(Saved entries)
☆ ☆ ☆ ☆
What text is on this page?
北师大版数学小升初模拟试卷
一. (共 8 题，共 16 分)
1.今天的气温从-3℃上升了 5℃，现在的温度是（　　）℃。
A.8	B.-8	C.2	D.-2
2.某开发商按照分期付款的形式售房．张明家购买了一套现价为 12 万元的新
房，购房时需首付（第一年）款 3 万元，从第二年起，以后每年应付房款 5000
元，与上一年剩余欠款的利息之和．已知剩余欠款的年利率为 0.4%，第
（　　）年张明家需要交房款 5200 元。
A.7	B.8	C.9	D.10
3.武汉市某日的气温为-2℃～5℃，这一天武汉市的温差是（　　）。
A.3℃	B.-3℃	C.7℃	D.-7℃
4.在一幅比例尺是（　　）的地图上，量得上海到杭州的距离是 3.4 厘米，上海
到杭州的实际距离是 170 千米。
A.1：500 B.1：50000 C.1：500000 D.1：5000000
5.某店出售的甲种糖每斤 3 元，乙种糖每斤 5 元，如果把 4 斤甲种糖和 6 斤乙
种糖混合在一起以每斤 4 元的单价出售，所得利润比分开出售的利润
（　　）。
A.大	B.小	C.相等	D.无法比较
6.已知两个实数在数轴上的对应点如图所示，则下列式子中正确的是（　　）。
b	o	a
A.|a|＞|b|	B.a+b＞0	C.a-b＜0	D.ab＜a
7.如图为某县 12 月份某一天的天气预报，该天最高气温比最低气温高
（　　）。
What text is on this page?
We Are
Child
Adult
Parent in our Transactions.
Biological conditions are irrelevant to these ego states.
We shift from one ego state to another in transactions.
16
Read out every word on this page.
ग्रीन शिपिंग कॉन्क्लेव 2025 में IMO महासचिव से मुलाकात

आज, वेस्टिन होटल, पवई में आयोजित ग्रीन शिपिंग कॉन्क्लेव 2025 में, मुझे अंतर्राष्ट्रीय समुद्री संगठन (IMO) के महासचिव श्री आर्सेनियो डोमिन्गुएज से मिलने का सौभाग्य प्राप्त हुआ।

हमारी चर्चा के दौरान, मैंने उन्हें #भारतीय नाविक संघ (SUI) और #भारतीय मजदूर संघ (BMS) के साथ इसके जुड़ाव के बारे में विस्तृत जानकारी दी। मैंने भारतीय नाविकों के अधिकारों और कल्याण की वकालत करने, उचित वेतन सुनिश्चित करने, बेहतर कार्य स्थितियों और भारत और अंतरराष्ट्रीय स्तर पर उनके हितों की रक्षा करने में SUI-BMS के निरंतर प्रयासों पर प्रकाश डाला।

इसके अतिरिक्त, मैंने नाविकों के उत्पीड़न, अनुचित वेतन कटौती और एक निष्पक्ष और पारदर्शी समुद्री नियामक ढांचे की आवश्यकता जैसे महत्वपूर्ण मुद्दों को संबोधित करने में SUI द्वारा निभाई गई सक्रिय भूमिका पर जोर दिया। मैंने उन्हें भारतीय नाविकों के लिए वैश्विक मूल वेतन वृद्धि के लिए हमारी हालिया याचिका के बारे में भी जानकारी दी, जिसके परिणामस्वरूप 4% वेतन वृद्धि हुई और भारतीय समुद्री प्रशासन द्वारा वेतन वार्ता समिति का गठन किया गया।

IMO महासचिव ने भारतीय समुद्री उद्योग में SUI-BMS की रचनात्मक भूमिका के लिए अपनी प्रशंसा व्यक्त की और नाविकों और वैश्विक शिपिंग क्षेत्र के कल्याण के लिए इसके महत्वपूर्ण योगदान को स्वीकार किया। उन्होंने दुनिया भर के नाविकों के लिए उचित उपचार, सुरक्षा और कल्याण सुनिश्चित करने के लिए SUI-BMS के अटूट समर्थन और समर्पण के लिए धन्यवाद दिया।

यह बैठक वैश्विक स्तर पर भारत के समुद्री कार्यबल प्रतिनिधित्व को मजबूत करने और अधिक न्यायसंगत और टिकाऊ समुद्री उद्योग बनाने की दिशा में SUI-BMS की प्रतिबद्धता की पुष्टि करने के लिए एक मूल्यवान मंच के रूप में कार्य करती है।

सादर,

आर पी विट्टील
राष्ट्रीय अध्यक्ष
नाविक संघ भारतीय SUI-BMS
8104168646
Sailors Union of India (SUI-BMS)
☆ ☆ ☆ ☆
What you have to do
Above are the records; retype them all without a single difference.

Task answer
What text is on this page?
北师大版数学小升初模拟试卷
一. (共 8 题，共 16 分)
1.今天的气温从-3℃上升了 5℃，现在的温度是（　　）℃。
A.8	B.-8	C.2	D.-2
2.某开发商按照分期付款的形式售房．张明家购买了一套现价为 12 万元的新
房，购房时需首付（第一年）款 3 万元，从第二年起，以后每年应付房款 5000
元，与上一年剩余欠款的利息之和．已知剩余欠款的年利率为 0.4%，第
（　　）年张明家需要交房款 5200 元。
A.7	B.8	C.9	D.10
3.武汉市某日的气温为-2℃～5℃，这一天武汉市的温差是（　　）。
A.3℃	B.-3℃	C.7℃	D.-7℃
4.在一幅比例尺是（　　）的地图上，量得上海到杭州的距离是 3.4 厘米，上海
到杭州的实际距离是 170 千米。
A.1：500 B.1：50000 C.1：500000 D.1：5000000
5.某店出售的甲种糖每斤 3 元，乙种糖每斤 5 元，如果把 4 斤甲种糖和 6 斤乙
种糖混合在一起以每斤 4 元的单价出售，所得利润比分开出售的利润
（　　）。
A.大	B.小	C.相等	D.无法比较
6.已知两个实数在数轴上的对应点如图所示，则下列式子中正确的是（　　）。
b	o	a
A.|a|＞|b|	B.a+b＞0	C.a-b＜0	D.ab＜a
7.如图为某县 12 月份某一天的天气预报，该天最高气温比最低气温高
（　　）。
What text is on this page?
We Are
Child
Adult
Parent in our Transactions.
Biological conditions are irrelevant to these ego states.
We shift from one ego state to another in transactions.
16
Read out every word on this page.
ग्रीन शिपिंग कॉन्क्लेव 2025 में IMO महासचिव से मुलाकात

आज, वेस्टिन होटल, पवई में आयोजित ग्रीन शिपिंग कॉन्क्लेव 2025 में, मुझे अंतर्राष्ट्रीय समुद्री संगठन (IMO) के महासचिव श्री आर्सेनियो डोमिन्गुएज से मिलने का सौभाग्य प्राप्त हुआ।

हमारी चर्चा के दौरान, मैंने उन्हें #भारतीय नाविक संघ (SUI) और #भारतीय मजदूर संघ (BMS) के साथ इसके जुड़ाव के बारे में विस्तृत जानकारी दी। मैंने भारतीय नाविकों के अधिकारों और कल्याण की वकालत करने, उचित वेतन सुनिश्चित करने, बेहतर कार्य स्थितियों और भारत और अंतरराष्ट्रीय स्तर पर उनके हितों की रक्षा करने में SUI-BMS के निरंतर प्रयासों पर प्रकाश डाला।

इसके अतिरिक्त, मैंने नाविकों के उत्पीड़न, अनुचित वेतन कटौती और एक निष्पक्ष और पारदर्शी समुद्री नियामक ढांचे की आवश्यकता जैसे महत्वपूर्ण मुद्दों को संबोधित करने में SUI द्वारा निभाई गई सक्रिय भूमिका पर जोर दिया। मैंने उन्हें भारतीय नाविकों के लिए वैश्विक मूल वेतन वृद्धि के लिए हमारी हालिया याचिका के बारे में भी जानकारी दी, जिसके परिणामस्वरूप 4% वेतन वृद्धि हुई और भारतीय समुद्री प्रशासन द्वारा वेतन वार्ता समिति का गठन किया गया।

IMO महासचिव ने भारतीय समुद्री उद्योग में SUI-BMS की रचनात्मक भूमिका के लिए अपनी प्रशंसा व्यक्त की और नाविकों और वैश्विक शिपिंग क्षेत्र के कल्याण के लिए इसके महत्वपूर्ण योगदान को स्वीकार किया। उन्होंने दुनिया भर के नाविकों के लिए उचित उपचार, सुरक्षा और कल्याण सुनिश्चित करने के लिए SUI-BMS के अटूट समर्थन और समर्पण के लिए धन्यवाद दिया।

यह बैठक वैश्विक स्तर पर भारत के समुद्री कार्यबल प्रतिनिधित्व को मजबूत करने और अधिक न्यायसंगत और टिकाऊ समुद्री उद्योग बनाने की दिशा में SUI-BMS की प्रतिबद्धता की पुष्टि करने के लिए एक मूल्यवान मंच के रूप में कार्य करती है।

सादर,

आर पी विट्टील
राष्ट्रीय अध्यक्ष
नाविक संघ भारतीय SUI-BMS
8104168646
Sailors Union of India (SUI-BMS)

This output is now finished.